■ **Requirement**
Give only the number of lines in the data that include the string "color".

START

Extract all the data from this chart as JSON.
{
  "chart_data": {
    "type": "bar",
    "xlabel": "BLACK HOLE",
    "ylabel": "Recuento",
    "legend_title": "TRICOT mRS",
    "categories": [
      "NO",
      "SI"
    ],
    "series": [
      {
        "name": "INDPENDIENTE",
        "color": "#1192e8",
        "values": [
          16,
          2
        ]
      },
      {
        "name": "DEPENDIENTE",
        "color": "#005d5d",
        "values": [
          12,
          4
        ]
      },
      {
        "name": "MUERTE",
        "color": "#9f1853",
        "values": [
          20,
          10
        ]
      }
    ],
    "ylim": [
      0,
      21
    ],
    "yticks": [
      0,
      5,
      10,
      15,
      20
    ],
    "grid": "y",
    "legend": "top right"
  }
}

END

■ **Solution below**
3